■ **Exercise details**
Each line in the entries below that holds the string "page" is to be listed.

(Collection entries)
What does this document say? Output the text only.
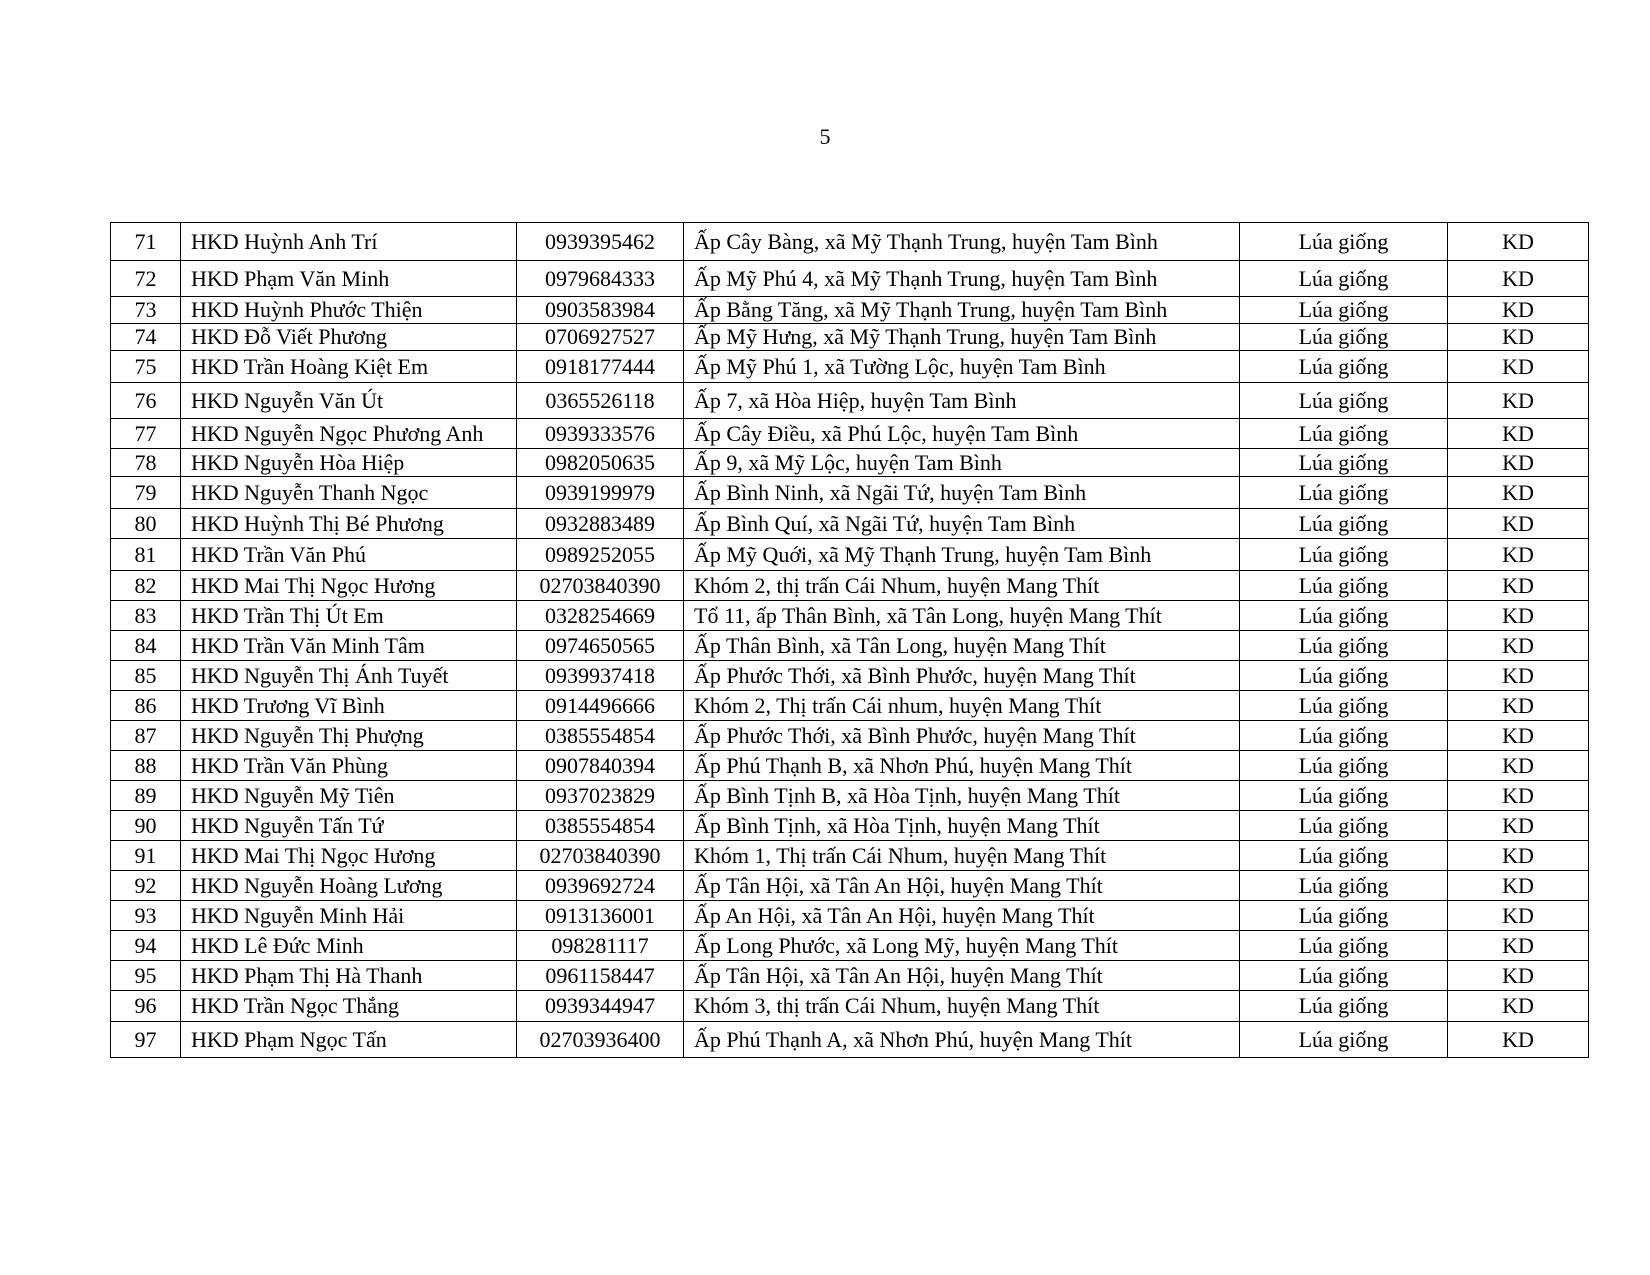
5
71	HKD Huỳnh Anh Trí	0939395462	Ấp Cây Bàng, xã Mỹ Thạnh Trung, huyện Tam Bình	Lúa giống	KD
72	HKD Phạm Văn Minh	0979684333	Ấp Mỹ Phú 4, xã Mỹ Thạnh Trung, huyện Tam Bình	Lúa giống	KD
73	HKD Huỳnh Phước Thiện	0903583984	Ấp Bằng Tăng, xã Mỹ Thạnh Trung, huyện Tam Bình	Lúa giống	KD
74	HKD Đỗ Viết Phương	0706927527	Ấp Mỹ Hưng, xã Mỹ Thạnh Trung, huyện Tam Bình	Lúa giống	KD
75	HKD Trần Hoàng Kiệt Em	0918177444	Ấp Mỹ Phú 1, xã Tường Lộc, huyện Tam Bình	Lúa giống	KD
76	HKD Nguyễn Văn Út	0365526118	Ấp 7, xã Hòa Hiệp, huyện Tam Bình	Lúa giống	KD
77	HKD Nguyễn Ngọc Phương Anh	0939333576	Ấp Cây Điều, xã Phú Lộc, huyện Tam Bình	Lúa giống	KD
78	HKD Nguyễn Hòa Hiệp	0982050635	Ấp 9, xã Mỹ Lộc, huyện Tam Bình	Lúa giống	KD
79	HKD Nguyễn Thanh Ngọc	0939199979	Ấp Bình Ninh, xã Ngãi Tứ, huyện Tam Bình	Lúa giống	KD
80	HKD Huỳnh Thị Bé Phương	0932883489	Ấp Bình Quí, xã Ngãi Tứ, huyện Tam Bình	Lúa giống	KD
81	HKD Trần Văn Phú	0989252055	Ấp Mỹ Quới, xã Mỹ Thạnh Trung, huyện Tam Bình	Lúa giống	KD
82	HKD Mai Thị Ngọc Hương	02703840390	Khóm 2, thị trấn Cái Nhum, huyện Mang Thít	Lúa giống	KD
83	HKD Trần Thị Út Em	0328254669	Tổ 11, ấp Thân Bình, xã Tân Long, huyện Mang Thít	Lúa giống	KD
84	HKD Trần Văn Minh Tâm	0974650565	Ấp Thân Bình, xã Tân Long, huyện Mang Thít	Lúa giống	KD
85	HKD Nguyễn Thị Ánh Tuyết	0939937418	Ấp Phước Thới, xã Bình Phước, huyện Mang Thít	Lúa giống	KD
86	HKD Trương Vĩ Bình	0914496666	Khóm 2, Thị trấn Cái nhum, huyện Mang Thít	Lúa giống	KD
87	HKD Nguyễn Thị Phượng	0385554854	Ấp Phước Thới, xã Bình Phước, huyện Mang Thít	Lúa giống	KD
88	HKD Trần Văn Phùng	0907840394	Ấp Phú Thạnh B, xã Nhơn Phú, huyện Mang Thít	Lúa giống	KD
89	HKD Nguyễn Mỹ Tiên	0937023829	Ấp Bình Tịnh B, xã Hòa Tịnh, huyện Mang Thít	Lúa giống	KD
90	HKD Nguyễn Tấn Tứ	0385554854	Ấp Bình Tịnh, xã Hòa Tịnh, huyện Mang Thít	Lúa giống	KD
91	HKD Mai Thị Ngọc Hương	02703840390	Khóm 1, Thị trấn Cái Nhum, huyện Mang Thít	Lúa giống	KD
92	HKD Nguyễn Hoàng Lương	0939692724	Ấp Tân Hội, xã Tân An Hội, huyện Mang Thít	Lúa giống	KD
93	HKD Nguyễn Minh Hải	0913136001	Ấp An Hội, xã Tân An Hội, huyện Mang Thít	Lúa giống	KD
94	HKD Lê Đức Minh	098281117	Ấp Long Phước, xã Long Mỹ, huyện Mang Thít	Lúa giống	KD
95	HKD Phạm Thị Hà Thanh	0961158447	Ấp Tân Hội, xã Tân An Hội, huyện Mang Thít	Lúa giống	KD
96	HKD Trần Ngọc Thắng	0939344947	Khóm 3, thị trấn Cái Nhum, huyện Mang Thít	Lúa giống	KD
97	HKD Phạm Ngọc Tấn	02703936400	Ấp Phú Thạnh A, xã Nhơn Phú, huyện Mang Thít	Lúa giống	KD
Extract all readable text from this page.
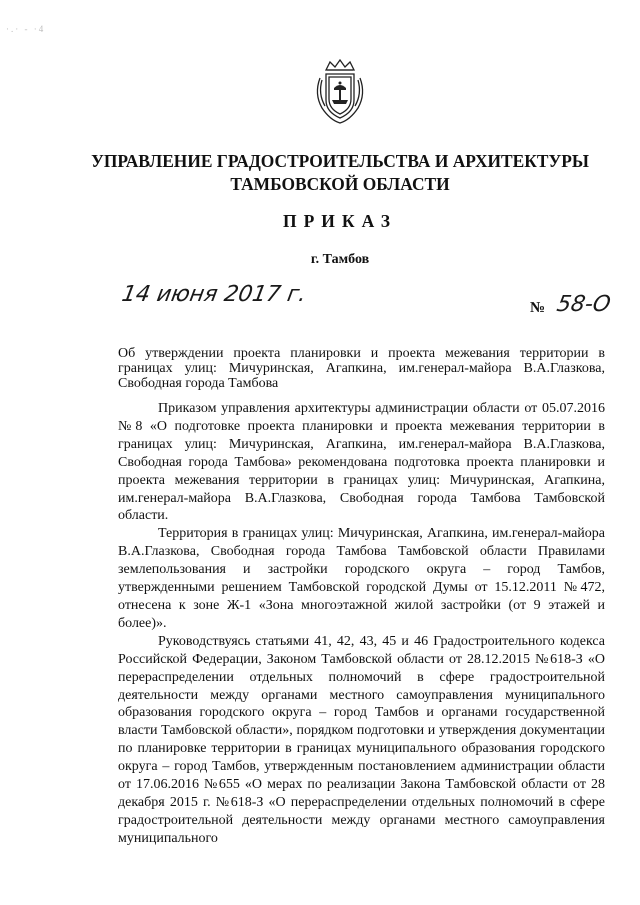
·.· - ·4
УПРАВЛЕНИЕ ГРАДОСТРОИТЕЛЬСТВА И АРХИТЕКТУРЫ
ТАМБОВСКОЙ ОБЛАСТИ
ПРИКАЗ
г. Тамбов
14 июня 2017 г.
№ 58-О
Об утверждении проекта планировки и проекта межевания территории в границах улиц: Мичуринская, Агапкина, им.генерал-майора В.А.Глазкова, Свободная города Тамбова

Приказом управления архитектуры администрации области от 05.07.2016 №8 «О подготовке проекта планировки и проекта межевания территории в границах улиц: Мичуринская, Агапкина, им.генерал-майора В.А.Глазкова, Свободная города Тамбова» рекомендована подготовка проекта планировки и проекта межевания территории в границах улиц: Мичуринская, Агапкина, им.генерал-майора В.А.Глазкова, Свободная города Тамбова Тамбовской области.

Территория в границах улиц: Мичуринская, Агапкина, им.генерал-майора В.А.Глазкова, Свободная города Тамбова Тамбовской области Правилами землепользования и застройки городского округа – город Тамбов, утвержденными решением Тамбовской городской Думы от 15.12.2011 №472, отнесена к зоне Ж-1 «Зона многоэтажной жилой застройки (от 9 этажей и более)».

Руководствуясь статьями 41, 42, 43, 45 и 46 Градостроительного кодекса Российской Федерации, Законом Тамбовской области от 28.12.2015 №618-З «О перераспределении отдельных полномочий в сфере градостроительной деятельности между органами местного самоуправления муниципального образования городского округа – город Тамбов и органами государственной власти Тамбовской области», порядком подготовки и утверждения документации по планировке территории в границах муниципального образования городского округа – город Тамбов, утвержденным постановлением администрации области от 17.06.2016 №655 «О мерах по реализации Закона Тамбовской области от 28 декабря 2015 г. №618-З «О перераспределении отдельных полномочий в сфере градостроительной деятельности между органами местного самоуправления муниципального
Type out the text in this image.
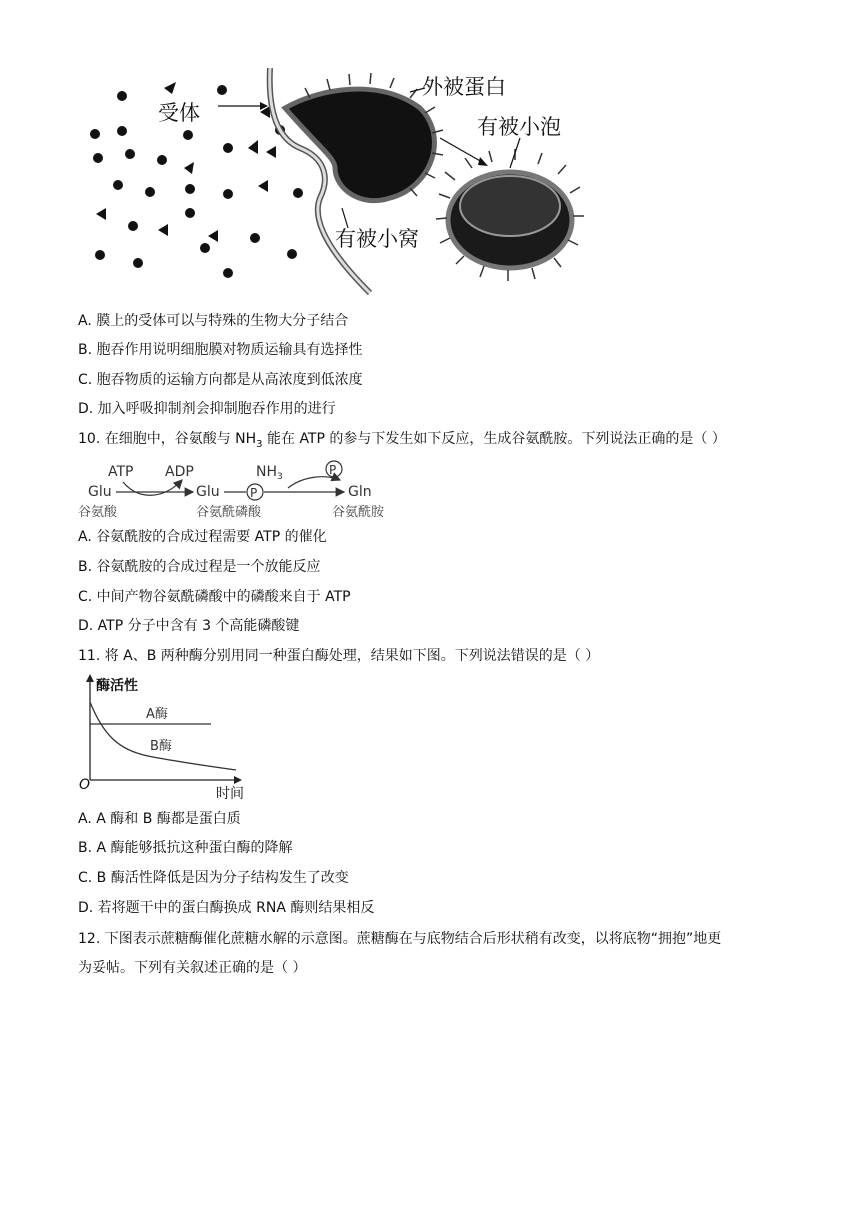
受体
外被蛋白
有被小泡
有被小窝
A. 膜上的受体可以与特殊的生物大分子结合
B. 胞吞作用说明细胞膜对物质运输具有选择性
C. 胞吞物质的运输方向都是从高浓度到低浓度
D. 加入呼吸抑制剂会抑制胞吞作用的进行
10. 在细胞中，谷氨酸与 $NH_3$ 能在 ATP 的参与下发生如下反应，生成谷氨酰胺。下列说法正确的是（ ）
ATP ADP	$NH_3$	P
Glu	Glu	P	Gln
谷氨酸	谷氨酰磷酸	谷氨酰胺
A. 谷氨酰胺的合成过程需要 ATP 的催化
B. 谷氨酰胺的合成过程是一个放能反应
C. 中间产物谷氨酰磷酸中的磷酸来自于 ATP
D. ATP 分子中含有 3 个高能磷酸键
11. 将 A、B 两种酶分别用同一种蛋白酶处理，结果如下图。下列说法错误的是（ ）
酶活性
A酶
B酶
O
时间
A. A 酶和 B 酶都是蛋白质
B. A 酶能够抵抗这种蛋白酶的降解
C. B 酶活性降低是因为分子结构发生了改变
D. 若将题干中的蛋白酶换成 RNA 酶则结果相反
12. 下图表示蔗糖酶催化蔗糖水解的示意图。蔗糖酶在与底物结合后形状稍有改变，以将底物“拥抱”地更
为妥帖。下列有关叙述正确的是（ ）
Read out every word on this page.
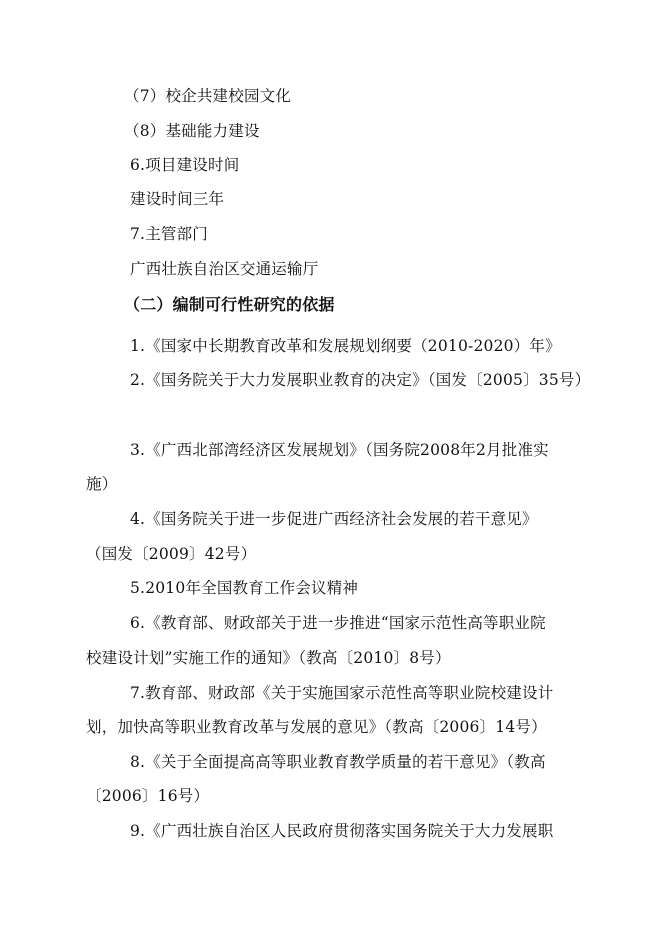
（7）校企共建校园文化
（8）基础能力建设
6.项目建设时间
建设时间三年
7.主管部门
广西壮族自治区交通运输厅
（二）编制可行性研究的依据
1.《国家中长期教育改革和发展规划纲要（2010-2020）年》
2.《国务院关于大力发展职业教育的决定》（国发〔2005〕35号）
3.《广西北部湾经济区发展规划》（国务院2008年2月批准实
施）
4.《国务院关于进一步促进广西经济社会发展的若干意见》
（国发〔2009〕42号）
5.2010年全国教育工作会议精神
6.《教育部、财政部关于进一步推进“国家示范性高等职业院
校建设计划”实施工作的通知》（教高〔2010〕8号）
7.教育部、财政部《关于实施国家示范性高等职业院校建设计
划，加快高等职业教育改革与发展的意见》（教高〔2006〕14号）
8.《关于全面提高高等职业教育教学质量的若干意见》（教高
〔2006〕16号）
9.《广西壮族自治区人民政府贯彻落实国务院关于大力发展职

■ **Result**
Extract all readable text from this page.
Read out every word on this page.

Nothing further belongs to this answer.